• **Exercise objective**
Check each line for the string "आइटम". Give only the count of lines that have it.

• **Data for this task**
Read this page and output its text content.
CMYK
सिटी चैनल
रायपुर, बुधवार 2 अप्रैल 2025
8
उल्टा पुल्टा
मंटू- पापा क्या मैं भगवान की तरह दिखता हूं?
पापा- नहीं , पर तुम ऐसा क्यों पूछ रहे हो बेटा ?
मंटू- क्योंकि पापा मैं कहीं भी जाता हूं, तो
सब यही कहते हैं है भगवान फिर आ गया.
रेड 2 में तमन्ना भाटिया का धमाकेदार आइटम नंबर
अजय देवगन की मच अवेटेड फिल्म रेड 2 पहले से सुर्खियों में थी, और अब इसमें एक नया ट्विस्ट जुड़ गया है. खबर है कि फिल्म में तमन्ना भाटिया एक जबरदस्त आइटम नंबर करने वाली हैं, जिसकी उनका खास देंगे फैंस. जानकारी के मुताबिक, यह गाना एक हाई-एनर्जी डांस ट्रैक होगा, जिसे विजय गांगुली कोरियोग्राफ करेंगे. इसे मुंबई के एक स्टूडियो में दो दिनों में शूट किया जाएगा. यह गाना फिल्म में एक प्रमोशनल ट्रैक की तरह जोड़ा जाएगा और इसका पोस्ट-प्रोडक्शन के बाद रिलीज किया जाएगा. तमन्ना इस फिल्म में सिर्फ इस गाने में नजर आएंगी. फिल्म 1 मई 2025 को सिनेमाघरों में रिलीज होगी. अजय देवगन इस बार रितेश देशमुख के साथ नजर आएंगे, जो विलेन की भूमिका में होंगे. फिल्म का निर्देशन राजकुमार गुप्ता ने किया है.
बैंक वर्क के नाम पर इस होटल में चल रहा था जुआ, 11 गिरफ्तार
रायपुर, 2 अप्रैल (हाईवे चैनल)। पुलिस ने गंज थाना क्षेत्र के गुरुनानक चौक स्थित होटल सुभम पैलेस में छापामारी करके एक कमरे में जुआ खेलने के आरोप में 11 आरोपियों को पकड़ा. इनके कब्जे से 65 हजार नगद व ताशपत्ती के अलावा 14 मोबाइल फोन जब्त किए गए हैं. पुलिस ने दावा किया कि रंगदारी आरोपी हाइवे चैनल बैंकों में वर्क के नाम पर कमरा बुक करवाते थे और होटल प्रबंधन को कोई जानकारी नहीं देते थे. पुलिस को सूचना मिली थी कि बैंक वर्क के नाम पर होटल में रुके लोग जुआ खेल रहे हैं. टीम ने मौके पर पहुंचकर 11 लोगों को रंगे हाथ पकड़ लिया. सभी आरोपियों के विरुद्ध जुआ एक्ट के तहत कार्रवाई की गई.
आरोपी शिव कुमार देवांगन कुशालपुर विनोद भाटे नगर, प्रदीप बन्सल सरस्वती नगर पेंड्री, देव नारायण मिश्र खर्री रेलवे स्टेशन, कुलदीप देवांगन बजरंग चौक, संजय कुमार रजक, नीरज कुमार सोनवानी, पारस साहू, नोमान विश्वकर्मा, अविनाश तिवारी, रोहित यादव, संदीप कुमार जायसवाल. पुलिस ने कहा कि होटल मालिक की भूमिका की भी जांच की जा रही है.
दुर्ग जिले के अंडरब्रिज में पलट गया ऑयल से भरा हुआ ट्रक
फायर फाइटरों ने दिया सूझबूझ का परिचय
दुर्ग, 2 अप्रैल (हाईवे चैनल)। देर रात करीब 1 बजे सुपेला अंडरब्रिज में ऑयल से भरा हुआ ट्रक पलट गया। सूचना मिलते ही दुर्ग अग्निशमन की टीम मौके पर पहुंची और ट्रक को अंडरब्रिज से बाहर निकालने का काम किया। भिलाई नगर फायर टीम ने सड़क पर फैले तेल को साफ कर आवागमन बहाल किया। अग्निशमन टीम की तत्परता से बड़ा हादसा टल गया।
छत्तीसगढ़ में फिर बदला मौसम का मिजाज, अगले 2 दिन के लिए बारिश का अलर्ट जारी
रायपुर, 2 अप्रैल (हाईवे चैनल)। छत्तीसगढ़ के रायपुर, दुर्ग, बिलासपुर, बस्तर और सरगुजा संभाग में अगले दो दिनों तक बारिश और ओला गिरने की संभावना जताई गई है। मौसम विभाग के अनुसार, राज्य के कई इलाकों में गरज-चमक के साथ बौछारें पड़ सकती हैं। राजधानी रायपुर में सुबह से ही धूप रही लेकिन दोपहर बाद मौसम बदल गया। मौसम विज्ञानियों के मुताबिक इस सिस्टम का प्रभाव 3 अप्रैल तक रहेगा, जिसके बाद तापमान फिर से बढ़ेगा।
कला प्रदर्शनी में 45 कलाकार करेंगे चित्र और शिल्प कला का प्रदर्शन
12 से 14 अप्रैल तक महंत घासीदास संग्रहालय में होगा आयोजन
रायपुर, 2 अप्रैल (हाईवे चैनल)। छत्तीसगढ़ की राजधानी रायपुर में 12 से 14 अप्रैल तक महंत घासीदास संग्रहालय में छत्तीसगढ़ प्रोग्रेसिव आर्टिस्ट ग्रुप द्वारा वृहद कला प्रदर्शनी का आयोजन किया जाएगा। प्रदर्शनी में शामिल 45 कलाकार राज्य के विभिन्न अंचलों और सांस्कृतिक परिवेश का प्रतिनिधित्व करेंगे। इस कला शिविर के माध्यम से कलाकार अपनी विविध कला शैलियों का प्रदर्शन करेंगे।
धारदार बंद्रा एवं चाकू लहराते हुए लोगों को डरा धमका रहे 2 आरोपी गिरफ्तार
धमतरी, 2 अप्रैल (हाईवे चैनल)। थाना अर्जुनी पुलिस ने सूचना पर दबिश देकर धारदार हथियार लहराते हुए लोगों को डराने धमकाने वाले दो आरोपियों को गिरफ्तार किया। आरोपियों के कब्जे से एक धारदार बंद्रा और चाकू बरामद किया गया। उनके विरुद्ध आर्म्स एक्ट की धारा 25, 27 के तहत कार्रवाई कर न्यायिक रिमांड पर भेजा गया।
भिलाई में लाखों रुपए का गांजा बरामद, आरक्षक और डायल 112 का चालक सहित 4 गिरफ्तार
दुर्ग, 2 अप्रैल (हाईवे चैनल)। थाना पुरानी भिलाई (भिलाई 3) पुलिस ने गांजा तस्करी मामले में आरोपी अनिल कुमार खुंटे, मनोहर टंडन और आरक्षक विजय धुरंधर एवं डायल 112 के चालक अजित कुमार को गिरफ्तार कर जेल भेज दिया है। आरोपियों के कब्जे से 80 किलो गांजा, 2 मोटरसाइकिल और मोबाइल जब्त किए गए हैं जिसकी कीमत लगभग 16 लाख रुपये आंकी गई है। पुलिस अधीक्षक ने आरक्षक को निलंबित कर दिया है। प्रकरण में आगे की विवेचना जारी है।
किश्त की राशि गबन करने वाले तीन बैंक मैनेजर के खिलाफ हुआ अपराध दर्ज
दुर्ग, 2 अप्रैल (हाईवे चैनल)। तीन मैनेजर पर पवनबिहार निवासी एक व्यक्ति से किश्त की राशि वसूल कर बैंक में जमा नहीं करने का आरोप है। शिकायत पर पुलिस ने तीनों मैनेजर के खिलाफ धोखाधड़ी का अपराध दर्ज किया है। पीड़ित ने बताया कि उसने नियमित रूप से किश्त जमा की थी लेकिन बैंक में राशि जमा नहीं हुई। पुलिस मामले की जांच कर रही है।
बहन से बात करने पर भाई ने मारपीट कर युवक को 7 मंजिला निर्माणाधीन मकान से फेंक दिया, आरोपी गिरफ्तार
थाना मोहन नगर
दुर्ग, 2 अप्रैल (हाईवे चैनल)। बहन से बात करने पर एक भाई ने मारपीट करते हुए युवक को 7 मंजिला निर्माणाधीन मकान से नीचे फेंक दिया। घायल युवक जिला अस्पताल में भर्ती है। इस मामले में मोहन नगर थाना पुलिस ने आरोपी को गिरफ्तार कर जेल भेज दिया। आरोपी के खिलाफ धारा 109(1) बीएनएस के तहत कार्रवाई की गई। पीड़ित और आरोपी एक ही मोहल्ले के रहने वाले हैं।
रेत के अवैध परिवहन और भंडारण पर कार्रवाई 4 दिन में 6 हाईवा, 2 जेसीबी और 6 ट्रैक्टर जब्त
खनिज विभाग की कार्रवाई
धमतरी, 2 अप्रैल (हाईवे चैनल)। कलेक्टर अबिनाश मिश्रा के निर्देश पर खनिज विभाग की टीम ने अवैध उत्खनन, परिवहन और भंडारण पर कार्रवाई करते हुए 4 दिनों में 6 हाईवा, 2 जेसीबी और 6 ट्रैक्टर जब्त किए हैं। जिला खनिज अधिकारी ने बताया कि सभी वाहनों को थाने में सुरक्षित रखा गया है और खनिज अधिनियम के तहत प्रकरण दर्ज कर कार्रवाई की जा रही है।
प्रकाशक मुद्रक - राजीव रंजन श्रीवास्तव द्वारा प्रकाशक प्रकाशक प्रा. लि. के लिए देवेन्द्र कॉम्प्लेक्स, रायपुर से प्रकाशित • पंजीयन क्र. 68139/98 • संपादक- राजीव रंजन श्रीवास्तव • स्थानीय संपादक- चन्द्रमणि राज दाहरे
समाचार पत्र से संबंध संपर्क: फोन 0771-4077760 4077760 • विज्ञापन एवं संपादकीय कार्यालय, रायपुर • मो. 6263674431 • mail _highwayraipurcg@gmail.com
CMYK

• **Final result**
2